*STATED EXERCISE:* Using the data below, determine the number of lines that include the string "Wave". Write only that number.

Dataset entries on figures

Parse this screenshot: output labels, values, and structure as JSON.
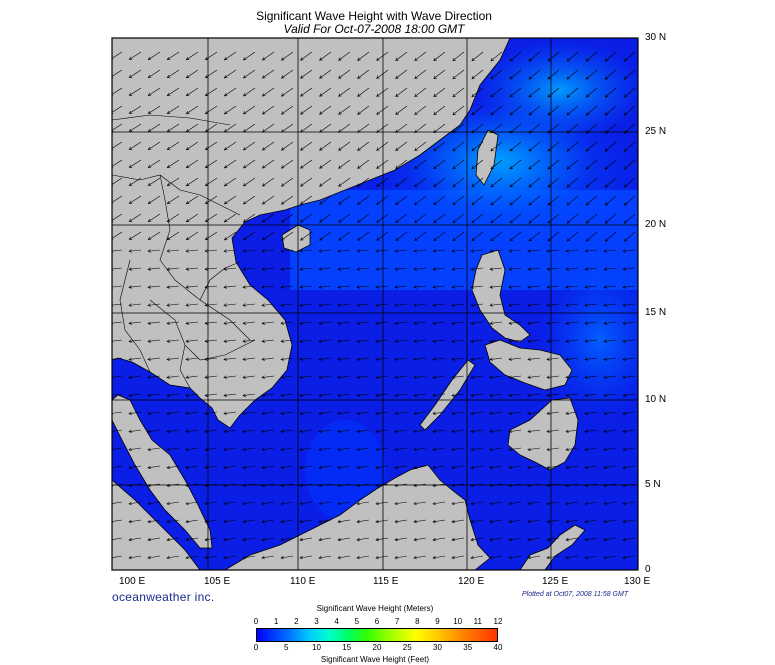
{
  "title": "Significant Wave Height with Wave Direction",
  "subtitle": "Valid For Oct-07-2008 18:00 GMT",
  "lat_labels": [
    "30 N",
    "25 N",
    "20 N",
    "15 N",
    "10 N",
    "5 N",
    "0"
  ],
  "lon_labels": [
    "100 E",
    "105 E",
    "110 E",
    "115 E",
    "120 E",
    "125 E",
    "130 E"
  ],
  "brand": "oceanweather inc.",
  "plotted": "Plotted at Oct07, 2008 11:58 GMT",
  "colorbar": {
    "meters_title": "Significant Wave Height (Meters)",
    "feet_title": "Significant Wave Height (Feet)",
    "meters_ticks": [
      "0",
      "1",
      "2",
      "3",
      "4",
      "5",
      "6",
      "7",
      "8",
      "9",
      "10",
      "11",
      "12"
    ],
    "feet_ticks": [
      "0",
      "5",
      "10",
      "15",
      "20",
      "25",
      "30",
      "35",
      "40"
    ]
  },
  "colors": {
    "land": "#c0c0c0",
    "ocean_low": "#0000ff",
    "ocean_mid": "#0044ff",
    "ocean_high": "#0099ff",
    "grid": "#000000"
  }
}
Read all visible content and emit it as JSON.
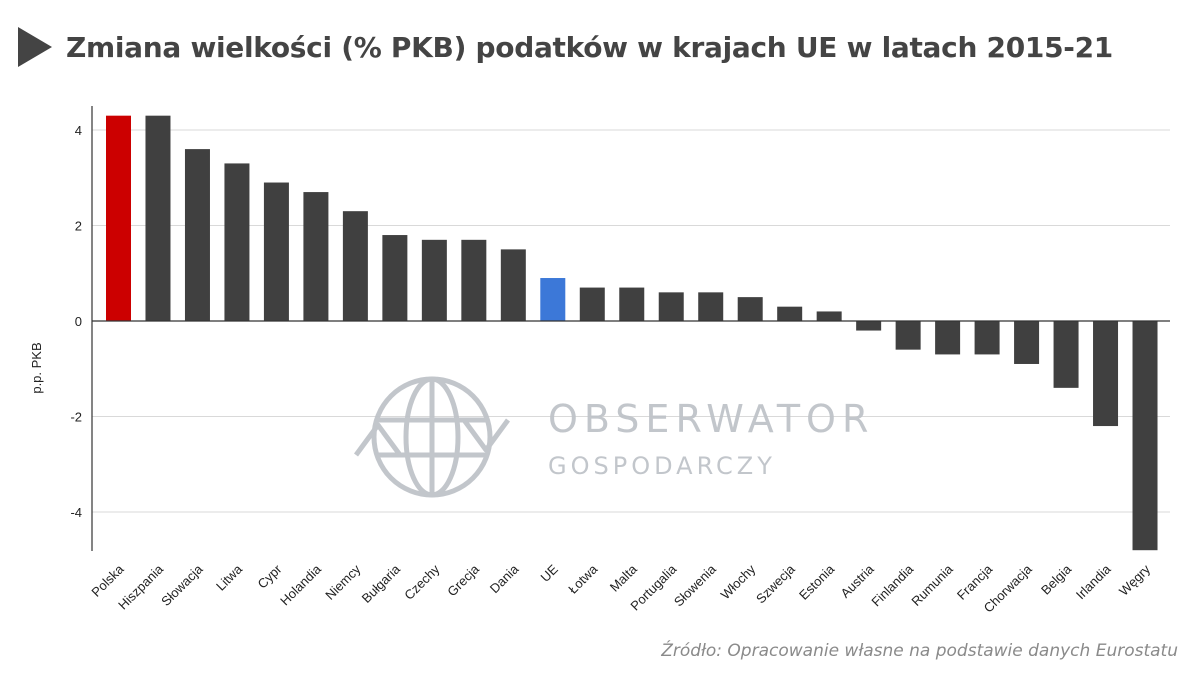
{
  "title": "Zmiana wielkości (% PKB) podatków w krajach UE w latach 2015-21",
  "source": "Źródło: Opracowanie własne na podstawie danych Eurostatu",
  "watermark": {
    "line1": "OBSERWATOR",
    "line2": "GOSPODARCZY",
    "icon": "globe-arrows-icon"
  },
  "colors": {
    "default_bar": "#404040",
    "highlight_poland": "#cc0000",
    "highlight_eu": "#3c78d8",
    "title": "#444444",
    "grid": "#d9d9d9",
    "watermark": "#bfc3c9"
  },
  "chart_data": {
    "type": "bar",
    "title": "Zmiana wielkości (% PKB) podatków w krajach UE w latach 2015-21",
    "xlabel": "",
    "ylabel": "p.p. PKB",
    "ylim": [
      -4.8,
      4.5
    ],
    "yticks": [
      -4,
      -2,
      0,
      2,
      4
    ],
    "grid": true,
    "categories": [
      "Polska",
      "Hiszpania",
      "Słowacja",
      "Litwa",
      "Cypr",
      "Holandia",
      "Niemcy",
      "Bułgaria",
      "Czechy",
      "Grecja",
      "Dania",
      "UE",
      "Łotwa",
      "Malta",
      "Portugalia",
      "Słowenia",
      "Włochy",
      "Szwecja",
      "Estonia",
      "Austria",
      "Finlandia",
      "Rumunia",
      "Francja",
      "Chorwacja",
      "Belgia",
      "Irlandia",
      "Węgry"
    ],
    "values": [
      4.3,
      4.3,
      3.6,
      3.3,
      2.9,
      2.7,
      2.3,
      1.8,
      1.7,
      1.7,
      1.5,
      0.9,
      0.7,
      0.7,
      0.6,
      0.6,
      0.5,
      0.3,
      0.2,
      -0.2,
      -0.6,
      -0.7,
      -0.7,
      -0.9,
      -1.4,
      -2.2,
      -4.8
    ],
    "highlight": {
      "Polska": "#cc0000",
      "UE": "#3c78d8"
    }
  }
}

*WRITTEN ANSWER:* 3